What you need to do
Filter the entries and keep only the lines where the string "page" appears.

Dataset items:
◆ ◆ ◆ ◆ ◆ ◆ ◆

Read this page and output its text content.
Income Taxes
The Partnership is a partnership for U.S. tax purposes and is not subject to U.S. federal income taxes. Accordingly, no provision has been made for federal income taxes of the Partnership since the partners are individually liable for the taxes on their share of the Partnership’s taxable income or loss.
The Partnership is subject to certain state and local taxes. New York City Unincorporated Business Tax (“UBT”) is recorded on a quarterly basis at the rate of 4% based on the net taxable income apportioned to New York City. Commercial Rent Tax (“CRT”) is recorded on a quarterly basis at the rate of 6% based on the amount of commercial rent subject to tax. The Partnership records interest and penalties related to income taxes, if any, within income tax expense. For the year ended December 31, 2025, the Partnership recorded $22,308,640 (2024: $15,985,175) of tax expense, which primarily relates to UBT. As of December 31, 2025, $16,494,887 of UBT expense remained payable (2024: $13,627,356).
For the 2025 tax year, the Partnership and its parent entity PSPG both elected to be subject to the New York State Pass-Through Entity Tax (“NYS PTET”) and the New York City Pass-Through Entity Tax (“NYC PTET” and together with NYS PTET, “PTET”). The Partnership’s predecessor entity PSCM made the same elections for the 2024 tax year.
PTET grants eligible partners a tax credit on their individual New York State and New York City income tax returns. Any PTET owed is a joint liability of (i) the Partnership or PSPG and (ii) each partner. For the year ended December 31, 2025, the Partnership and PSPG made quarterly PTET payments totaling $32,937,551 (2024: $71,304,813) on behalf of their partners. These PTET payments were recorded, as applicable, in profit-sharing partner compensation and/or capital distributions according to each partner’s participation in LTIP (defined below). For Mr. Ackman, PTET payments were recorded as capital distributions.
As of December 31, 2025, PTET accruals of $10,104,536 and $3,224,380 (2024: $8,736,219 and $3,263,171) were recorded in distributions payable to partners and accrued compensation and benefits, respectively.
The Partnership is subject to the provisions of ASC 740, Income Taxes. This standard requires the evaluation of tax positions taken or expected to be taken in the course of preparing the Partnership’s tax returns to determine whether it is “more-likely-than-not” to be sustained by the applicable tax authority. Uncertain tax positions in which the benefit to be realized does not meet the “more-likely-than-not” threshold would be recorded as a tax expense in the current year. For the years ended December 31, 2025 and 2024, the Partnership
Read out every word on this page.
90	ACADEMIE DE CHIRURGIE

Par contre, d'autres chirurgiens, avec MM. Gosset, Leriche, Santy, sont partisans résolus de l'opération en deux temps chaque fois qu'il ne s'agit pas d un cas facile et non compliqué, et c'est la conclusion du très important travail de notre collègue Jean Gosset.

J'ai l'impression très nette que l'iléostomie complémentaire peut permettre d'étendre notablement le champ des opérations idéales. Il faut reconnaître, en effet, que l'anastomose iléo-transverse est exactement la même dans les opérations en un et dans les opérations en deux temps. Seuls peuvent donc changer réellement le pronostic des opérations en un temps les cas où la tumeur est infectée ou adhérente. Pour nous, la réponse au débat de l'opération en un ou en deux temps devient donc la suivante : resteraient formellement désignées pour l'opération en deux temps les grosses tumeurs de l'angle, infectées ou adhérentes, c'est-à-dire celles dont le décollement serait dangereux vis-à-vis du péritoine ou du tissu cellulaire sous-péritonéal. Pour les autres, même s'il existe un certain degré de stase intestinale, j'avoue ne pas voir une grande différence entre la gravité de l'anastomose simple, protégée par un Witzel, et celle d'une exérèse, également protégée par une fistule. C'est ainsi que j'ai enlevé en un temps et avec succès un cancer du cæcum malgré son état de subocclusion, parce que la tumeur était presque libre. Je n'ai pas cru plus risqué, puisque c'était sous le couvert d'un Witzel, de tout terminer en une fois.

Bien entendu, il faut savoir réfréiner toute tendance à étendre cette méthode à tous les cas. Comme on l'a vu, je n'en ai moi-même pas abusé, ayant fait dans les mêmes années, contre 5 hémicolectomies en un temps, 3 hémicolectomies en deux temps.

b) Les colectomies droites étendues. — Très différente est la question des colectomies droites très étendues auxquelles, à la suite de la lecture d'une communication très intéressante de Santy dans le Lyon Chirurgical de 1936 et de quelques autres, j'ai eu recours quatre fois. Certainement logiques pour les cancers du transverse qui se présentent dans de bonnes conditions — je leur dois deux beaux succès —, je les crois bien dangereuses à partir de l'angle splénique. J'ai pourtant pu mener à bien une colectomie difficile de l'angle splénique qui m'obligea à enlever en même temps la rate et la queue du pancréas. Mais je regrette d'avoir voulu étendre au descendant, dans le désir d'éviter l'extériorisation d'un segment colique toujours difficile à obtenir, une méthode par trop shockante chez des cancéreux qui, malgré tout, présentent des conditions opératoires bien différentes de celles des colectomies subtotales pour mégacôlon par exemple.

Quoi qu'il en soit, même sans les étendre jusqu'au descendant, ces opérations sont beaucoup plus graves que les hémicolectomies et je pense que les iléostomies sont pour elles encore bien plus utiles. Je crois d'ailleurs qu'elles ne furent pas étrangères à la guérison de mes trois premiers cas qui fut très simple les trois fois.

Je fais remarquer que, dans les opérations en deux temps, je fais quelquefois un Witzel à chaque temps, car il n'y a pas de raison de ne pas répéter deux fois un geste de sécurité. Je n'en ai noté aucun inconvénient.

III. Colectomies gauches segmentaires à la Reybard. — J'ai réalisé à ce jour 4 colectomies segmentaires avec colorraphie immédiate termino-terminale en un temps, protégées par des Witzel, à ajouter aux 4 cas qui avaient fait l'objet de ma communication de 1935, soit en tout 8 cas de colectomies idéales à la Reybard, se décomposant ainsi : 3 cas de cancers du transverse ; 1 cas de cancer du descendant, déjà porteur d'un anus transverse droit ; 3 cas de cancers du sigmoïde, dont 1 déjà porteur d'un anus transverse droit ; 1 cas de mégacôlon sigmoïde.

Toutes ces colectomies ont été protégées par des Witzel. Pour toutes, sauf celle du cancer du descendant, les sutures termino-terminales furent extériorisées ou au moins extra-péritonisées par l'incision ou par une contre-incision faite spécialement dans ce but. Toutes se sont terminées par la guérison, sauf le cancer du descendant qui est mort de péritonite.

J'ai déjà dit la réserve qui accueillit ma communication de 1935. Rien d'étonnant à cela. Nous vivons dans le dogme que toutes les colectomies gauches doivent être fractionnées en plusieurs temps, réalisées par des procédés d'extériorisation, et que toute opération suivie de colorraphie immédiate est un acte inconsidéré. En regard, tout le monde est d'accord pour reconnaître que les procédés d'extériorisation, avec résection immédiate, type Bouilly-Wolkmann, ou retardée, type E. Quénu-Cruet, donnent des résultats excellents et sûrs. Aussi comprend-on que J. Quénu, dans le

◆ ◆ ◆ ◆ ◆ ◆ ◆

Result
Read this page and output its text content.
Read out every word on this page.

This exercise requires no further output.